» Goal
Quote every line of the items below verbatim, but leave out the pictures.

Some records
━━━━━━━━━━━━━━━━

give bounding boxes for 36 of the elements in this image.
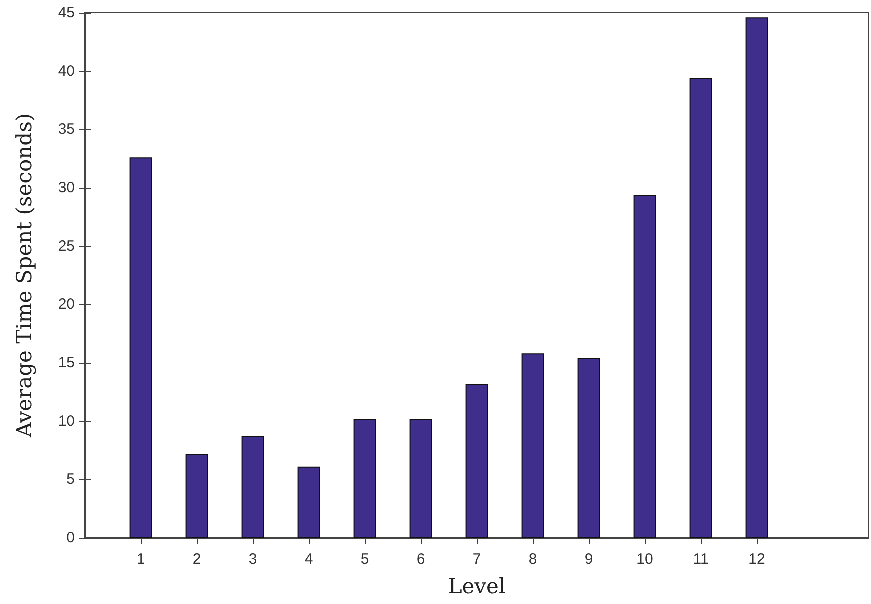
x-tick-label: 10 bbox=[636, 551, 654, 568]
bar bbox=[410, 419, 432, 538]
y-axis-title: Average Time Spent (seconds) bbox=[12, 113, 36, 439]
y-tick-label: 5 bbox=[66, 471, 75, 488]
bar bbox=[354, 419, 376, 538]
x-tick-label: 6 bbox=[416, 551, 426, 568]
bar bbox=[746, 18, 768, 538]
bar bbox=[298, 466, 320, 538]
y-tick-label: 20 bbox=[58, 296, 75, 314]
y-tick-label: 45 bbox=[58, 4, 75, 22]
bar bbox=[242, 436, 264, 538]
y-tick-label: 30 bbox=[58, 180, 75, 196]
y-tick-label: 10 bbox=[58, 412, 75, 430]
y-tick-label: 0 bbox=[66, 530, 75, 546]
bar bbox=[578, 358, 600, 538]
bar bbox=[466, 384, 488, 538]
bar bbox=[522, 354, 544, 538]
x-tick-label: 11 bbox=[693, 551, 709, 568]
x-tick-label: 12 bbox=[748, 551, 766, 568]
x-tick-label: 4 bbox=[304, 551, 314, 568]
x-tick-label: 2 bbox=[192, 551, 202, 568]
x-axis-title: Level bbox=[448, 574, 506, 598]
bar bbox=[186, 454, 208, 538]
y-tick-label: 15 bbox=[58, 354, 75, 372]
x-tick-label: 5 bbox=[360, 551, 370, 568]
y-tick-label: 25 bbox=[58, 238, 75, 255]
x-tick-label: 9 bbox=[584, 551, 594, 568]
y-tick-label: 40 bbox=[58, 62, 75, 80]
bar bbox=[634, 195, 656, 538]
y-tick-label: 35 bbox=[58, 121, 75, 138]
bar bbox=[130, 158, 152, 538]
bar bbox=[690, 78, 712, 538]
x-tick-label: 1 bbox=[136, 551, 146, 568]
x-tick-label: 3 bbox=[248, 551, 258, 568]
x-tick-label: 8 bbox=[528, 551, 538, 568]
x-tick-label: 7 bbox=[472, 551, 482, 568]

━━━━━━━━━━━━━━━━

» Written solution
give bounding boxes for 36 of the elements in this image.
x-tick-label: 10 bbox=[636, 551, 654, 568]
bar bbox=[410, 419, 432, 538]
y-axis-title: Average Time Spent (seconds) bbox=[12, 113, 36, 439]
y-tick-label: 5 bbox=[66, 471, 75, 488]
bar bbox=[354, 419, 376, 538]
x-tick-label: 6 bbox=[416, 551, 426, 568]
bar bbox=[746, 18, 768, 538]
bar bbox=[298, 466, 320, 538]
y-tick-label: 20 bbox=[58, 296, 75, 314]
y-tick-label: 45 bbox=[58, 4, 75, 22]
bar bbox=[242, 436, 264, 538]
y-tick-label: 30 bbox=[58, 180, 75, 196]
y-tick-label: 10 bbox=[58, 412, 75, 430]
y-tick-label: 0 bbox=[66, 530, 75, 546]
bar bbox=[578, 358, 600, 538]
bar bbox=[466, 384, 488, 538]
bar bbox=[522, 354, 544, 538]
x-tick-label: 11 bbox=[693, 551, 709, 568]
x-tick-label: 12 bbox=[748, 551, 766, 568]
x-tick-label: 4 bbox=[304, 551, 314, 568]
x-tick-label: 2 bbox=[192, 551, 202, 568]
x-axis-title: Level bbox=[448, 574, 506, 598]
bar bbox=[186, 454, 208, 538]
y-tick-label: 15 bbox=[58, 354, 75, 372]
x-tick-label: 5 bbox=[360, 551, 370, 568]
y-tick-label: 25 bbox=[58, 238, 75, 255]
x-tick-label: 9 bbox=[584, 551, 594, 568]
y-tick-label: 40 bbox=[58, 62, 75, 80]
bar bbox=[634, 195, 656, 538]
y-tick-label: 35 bbox=[58, 121, 75, 138]
bar bbox=[130, 158, 152, 538]
bar bbox=[690, 78, 712, 538]
x-tick-label: 1 bbox=[136, 551, 146, 568]
x-tick-label: 3 bbox=[248, 551, 258, 568]
x-tick-label: 8 bbox=[528, 551, 538, 568]
x-tick-label: 7 bbox=[472, 551, 482, 568]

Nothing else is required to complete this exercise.